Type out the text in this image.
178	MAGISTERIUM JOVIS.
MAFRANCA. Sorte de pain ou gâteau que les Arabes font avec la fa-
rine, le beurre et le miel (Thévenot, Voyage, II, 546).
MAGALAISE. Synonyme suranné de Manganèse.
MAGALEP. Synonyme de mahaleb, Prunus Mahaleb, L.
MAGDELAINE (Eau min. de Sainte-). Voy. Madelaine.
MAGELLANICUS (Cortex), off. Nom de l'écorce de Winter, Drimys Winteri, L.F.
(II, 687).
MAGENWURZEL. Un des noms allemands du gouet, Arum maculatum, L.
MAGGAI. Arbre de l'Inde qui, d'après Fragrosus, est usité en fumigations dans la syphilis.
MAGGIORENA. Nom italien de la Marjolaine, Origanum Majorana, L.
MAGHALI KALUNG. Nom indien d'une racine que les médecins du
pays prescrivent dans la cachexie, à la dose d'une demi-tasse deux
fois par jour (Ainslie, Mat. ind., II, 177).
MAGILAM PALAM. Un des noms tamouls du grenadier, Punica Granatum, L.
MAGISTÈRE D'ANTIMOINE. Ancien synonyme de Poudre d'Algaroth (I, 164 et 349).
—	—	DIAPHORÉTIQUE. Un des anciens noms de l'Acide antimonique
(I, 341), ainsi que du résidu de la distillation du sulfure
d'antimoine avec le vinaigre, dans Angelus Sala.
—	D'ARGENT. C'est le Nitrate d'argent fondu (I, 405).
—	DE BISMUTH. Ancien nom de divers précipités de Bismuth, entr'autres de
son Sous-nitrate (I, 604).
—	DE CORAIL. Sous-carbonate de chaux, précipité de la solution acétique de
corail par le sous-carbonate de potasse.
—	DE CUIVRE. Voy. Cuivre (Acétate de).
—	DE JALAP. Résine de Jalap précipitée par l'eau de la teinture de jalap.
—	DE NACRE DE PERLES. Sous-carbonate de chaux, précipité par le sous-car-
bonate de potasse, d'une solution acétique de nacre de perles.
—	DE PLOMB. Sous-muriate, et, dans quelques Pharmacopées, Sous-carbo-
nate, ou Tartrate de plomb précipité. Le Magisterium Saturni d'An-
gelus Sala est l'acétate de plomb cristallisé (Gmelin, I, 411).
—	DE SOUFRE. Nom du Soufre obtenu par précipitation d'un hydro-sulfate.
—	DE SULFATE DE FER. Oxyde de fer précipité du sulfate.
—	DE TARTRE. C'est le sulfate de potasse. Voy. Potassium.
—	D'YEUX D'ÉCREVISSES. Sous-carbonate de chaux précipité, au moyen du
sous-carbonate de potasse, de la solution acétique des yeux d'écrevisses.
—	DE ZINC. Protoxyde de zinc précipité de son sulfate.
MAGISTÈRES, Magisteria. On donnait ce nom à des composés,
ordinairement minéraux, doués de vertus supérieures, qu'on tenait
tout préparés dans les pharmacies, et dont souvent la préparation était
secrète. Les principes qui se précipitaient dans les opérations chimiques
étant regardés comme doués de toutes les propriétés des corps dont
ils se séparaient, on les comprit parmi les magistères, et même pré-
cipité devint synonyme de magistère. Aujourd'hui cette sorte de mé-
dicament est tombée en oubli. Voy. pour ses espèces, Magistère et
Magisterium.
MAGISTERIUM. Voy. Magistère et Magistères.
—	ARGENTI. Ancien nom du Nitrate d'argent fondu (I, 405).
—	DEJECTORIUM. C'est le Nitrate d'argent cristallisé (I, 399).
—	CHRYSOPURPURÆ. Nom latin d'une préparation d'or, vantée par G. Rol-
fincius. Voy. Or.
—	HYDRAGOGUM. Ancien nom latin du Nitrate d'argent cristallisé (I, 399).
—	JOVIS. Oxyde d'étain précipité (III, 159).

WORK REQUIRED:
What is the number of lines in this listing that contain the word "acétique"? Answer with that number and nothing else.

TASK RESPONSE:
3